▸ **WHAT YOU HAVE TO DO**
Tally the lines of the listing that contain the word "SİPARİŞ", then give the total and nothing else.

Dataset items
++++++++

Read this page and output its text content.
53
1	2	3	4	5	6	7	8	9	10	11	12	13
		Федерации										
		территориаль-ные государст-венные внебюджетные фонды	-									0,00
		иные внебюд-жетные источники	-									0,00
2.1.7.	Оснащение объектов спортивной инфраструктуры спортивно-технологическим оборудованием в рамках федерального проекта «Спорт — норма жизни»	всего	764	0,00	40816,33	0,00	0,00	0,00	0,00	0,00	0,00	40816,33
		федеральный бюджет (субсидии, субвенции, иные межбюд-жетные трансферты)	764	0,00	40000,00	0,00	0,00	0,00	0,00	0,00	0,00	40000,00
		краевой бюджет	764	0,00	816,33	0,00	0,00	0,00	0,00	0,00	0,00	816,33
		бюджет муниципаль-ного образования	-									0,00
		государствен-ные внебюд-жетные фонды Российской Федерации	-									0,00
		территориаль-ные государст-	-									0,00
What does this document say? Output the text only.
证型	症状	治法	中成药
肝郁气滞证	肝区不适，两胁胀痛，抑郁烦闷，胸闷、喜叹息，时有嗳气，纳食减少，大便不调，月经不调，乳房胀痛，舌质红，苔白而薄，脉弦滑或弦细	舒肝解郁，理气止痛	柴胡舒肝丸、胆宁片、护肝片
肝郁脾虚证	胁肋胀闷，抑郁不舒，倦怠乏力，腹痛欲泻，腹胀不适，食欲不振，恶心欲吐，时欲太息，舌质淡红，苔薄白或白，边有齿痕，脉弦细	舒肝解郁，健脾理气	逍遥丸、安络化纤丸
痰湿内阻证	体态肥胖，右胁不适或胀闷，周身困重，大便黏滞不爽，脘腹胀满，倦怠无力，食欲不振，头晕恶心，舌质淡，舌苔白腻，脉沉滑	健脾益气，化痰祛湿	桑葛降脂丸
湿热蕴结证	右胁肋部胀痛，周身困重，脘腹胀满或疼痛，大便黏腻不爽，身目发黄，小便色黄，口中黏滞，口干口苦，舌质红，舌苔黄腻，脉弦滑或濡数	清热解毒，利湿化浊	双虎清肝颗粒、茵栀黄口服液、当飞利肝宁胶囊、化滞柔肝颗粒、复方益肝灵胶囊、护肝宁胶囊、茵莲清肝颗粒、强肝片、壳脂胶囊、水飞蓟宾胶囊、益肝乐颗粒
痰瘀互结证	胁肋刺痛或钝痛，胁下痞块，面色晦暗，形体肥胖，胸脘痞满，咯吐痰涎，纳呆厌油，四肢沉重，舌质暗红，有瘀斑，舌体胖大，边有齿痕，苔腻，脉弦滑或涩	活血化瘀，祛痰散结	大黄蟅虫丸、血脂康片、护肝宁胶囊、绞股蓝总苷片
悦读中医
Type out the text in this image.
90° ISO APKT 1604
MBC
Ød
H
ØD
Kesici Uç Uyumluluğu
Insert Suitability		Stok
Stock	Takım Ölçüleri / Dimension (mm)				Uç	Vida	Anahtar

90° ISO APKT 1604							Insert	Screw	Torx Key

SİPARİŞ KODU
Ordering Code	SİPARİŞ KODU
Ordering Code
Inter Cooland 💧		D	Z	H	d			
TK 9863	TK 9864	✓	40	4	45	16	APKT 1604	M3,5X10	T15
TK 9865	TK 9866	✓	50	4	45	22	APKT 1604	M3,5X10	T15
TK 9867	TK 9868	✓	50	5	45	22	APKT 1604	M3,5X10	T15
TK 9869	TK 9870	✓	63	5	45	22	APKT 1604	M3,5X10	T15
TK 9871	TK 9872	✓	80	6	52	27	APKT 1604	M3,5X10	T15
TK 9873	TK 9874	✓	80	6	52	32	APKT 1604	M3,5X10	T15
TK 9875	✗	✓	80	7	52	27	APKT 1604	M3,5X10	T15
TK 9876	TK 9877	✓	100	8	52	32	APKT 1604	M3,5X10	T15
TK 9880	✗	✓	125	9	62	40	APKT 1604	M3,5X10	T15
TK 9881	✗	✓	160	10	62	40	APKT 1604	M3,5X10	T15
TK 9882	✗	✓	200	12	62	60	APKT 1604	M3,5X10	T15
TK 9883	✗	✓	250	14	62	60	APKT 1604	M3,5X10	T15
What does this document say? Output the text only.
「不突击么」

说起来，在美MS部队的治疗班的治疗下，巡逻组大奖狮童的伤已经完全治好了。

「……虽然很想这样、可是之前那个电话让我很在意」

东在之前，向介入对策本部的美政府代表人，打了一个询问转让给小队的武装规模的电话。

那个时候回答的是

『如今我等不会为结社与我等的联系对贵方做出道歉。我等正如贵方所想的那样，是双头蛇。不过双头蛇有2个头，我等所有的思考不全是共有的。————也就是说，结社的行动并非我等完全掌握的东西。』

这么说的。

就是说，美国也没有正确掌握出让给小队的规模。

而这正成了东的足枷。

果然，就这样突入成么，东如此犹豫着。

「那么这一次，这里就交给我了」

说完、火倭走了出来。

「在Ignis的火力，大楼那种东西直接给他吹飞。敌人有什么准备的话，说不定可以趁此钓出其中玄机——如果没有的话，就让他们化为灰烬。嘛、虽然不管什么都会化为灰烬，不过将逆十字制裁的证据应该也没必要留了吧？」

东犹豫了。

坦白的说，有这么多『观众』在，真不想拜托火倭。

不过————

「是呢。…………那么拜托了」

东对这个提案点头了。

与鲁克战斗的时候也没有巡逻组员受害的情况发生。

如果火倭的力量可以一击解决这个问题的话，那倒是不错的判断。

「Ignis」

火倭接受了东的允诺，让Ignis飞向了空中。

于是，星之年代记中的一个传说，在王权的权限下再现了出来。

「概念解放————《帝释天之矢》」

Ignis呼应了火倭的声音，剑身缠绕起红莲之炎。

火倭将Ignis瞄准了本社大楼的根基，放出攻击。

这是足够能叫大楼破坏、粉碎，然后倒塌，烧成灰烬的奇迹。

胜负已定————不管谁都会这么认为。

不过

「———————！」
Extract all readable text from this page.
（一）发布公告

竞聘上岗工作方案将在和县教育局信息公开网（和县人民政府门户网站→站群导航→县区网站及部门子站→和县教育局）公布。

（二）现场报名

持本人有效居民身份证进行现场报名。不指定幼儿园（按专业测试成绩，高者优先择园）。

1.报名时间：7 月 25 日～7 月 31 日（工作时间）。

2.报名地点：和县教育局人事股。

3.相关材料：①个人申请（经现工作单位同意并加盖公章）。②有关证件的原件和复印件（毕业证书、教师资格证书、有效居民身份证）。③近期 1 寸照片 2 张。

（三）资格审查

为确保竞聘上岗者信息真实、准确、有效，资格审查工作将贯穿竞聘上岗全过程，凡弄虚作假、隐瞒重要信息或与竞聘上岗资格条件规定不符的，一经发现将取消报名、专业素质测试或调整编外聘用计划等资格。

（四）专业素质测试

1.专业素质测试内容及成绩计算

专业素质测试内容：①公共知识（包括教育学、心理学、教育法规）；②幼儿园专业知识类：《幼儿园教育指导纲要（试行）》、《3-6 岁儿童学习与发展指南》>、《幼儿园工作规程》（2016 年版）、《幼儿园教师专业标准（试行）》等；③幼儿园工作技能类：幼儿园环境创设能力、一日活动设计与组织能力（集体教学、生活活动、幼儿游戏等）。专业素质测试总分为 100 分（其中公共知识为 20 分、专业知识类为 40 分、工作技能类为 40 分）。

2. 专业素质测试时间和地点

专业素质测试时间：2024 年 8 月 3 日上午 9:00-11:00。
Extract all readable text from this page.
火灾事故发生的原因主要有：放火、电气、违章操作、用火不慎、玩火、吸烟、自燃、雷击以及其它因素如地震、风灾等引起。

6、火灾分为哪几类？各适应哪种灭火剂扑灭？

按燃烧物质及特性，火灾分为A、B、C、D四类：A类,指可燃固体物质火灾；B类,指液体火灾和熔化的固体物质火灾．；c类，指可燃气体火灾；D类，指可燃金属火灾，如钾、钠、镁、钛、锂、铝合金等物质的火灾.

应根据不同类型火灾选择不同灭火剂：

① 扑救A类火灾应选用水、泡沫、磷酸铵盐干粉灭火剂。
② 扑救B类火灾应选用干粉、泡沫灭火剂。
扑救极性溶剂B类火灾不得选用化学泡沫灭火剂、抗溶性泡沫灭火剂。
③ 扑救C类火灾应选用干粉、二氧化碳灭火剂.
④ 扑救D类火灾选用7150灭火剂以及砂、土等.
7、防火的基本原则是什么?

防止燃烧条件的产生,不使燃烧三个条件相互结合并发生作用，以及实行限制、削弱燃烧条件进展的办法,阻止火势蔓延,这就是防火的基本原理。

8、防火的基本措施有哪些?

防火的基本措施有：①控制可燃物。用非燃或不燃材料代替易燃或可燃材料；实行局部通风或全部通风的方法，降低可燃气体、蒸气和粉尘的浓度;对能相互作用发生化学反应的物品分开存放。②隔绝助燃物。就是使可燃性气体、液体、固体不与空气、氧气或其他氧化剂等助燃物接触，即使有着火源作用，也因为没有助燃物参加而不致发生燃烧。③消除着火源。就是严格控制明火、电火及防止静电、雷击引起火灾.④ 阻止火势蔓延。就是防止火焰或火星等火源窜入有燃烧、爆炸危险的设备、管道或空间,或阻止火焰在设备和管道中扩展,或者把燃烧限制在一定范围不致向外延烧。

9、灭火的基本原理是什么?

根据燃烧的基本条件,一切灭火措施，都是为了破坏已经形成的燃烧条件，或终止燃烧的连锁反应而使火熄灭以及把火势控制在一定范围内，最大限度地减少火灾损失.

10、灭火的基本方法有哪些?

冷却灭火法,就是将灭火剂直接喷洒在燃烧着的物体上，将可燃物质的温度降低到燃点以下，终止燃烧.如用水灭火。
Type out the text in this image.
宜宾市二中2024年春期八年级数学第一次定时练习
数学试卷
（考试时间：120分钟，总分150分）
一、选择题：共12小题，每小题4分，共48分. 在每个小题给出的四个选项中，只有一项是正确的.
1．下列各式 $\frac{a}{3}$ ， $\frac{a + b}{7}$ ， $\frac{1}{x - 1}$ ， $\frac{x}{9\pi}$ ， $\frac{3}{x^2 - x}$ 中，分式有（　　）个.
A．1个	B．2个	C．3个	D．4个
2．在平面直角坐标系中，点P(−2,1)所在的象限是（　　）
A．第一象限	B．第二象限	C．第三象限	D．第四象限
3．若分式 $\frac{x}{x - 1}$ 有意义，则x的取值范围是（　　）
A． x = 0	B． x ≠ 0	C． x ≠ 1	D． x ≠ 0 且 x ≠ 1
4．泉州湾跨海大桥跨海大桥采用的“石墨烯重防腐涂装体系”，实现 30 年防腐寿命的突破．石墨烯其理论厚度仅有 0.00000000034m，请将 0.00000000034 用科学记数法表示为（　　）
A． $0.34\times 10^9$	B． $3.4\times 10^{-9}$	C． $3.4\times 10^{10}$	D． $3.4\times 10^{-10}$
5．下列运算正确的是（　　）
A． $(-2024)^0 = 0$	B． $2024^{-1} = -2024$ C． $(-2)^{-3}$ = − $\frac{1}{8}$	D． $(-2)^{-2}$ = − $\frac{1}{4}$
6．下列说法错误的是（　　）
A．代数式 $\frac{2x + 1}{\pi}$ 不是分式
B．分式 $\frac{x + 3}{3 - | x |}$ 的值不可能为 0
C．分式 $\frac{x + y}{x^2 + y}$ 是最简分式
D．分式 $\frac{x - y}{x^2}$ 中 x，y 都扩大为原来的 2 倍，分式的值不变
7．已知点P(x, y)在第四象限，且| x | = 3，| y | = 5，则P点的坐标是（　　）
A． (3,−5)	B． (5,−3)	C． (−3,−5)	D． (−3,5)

++++++++

▸ **EXERCISE ANSWER**
2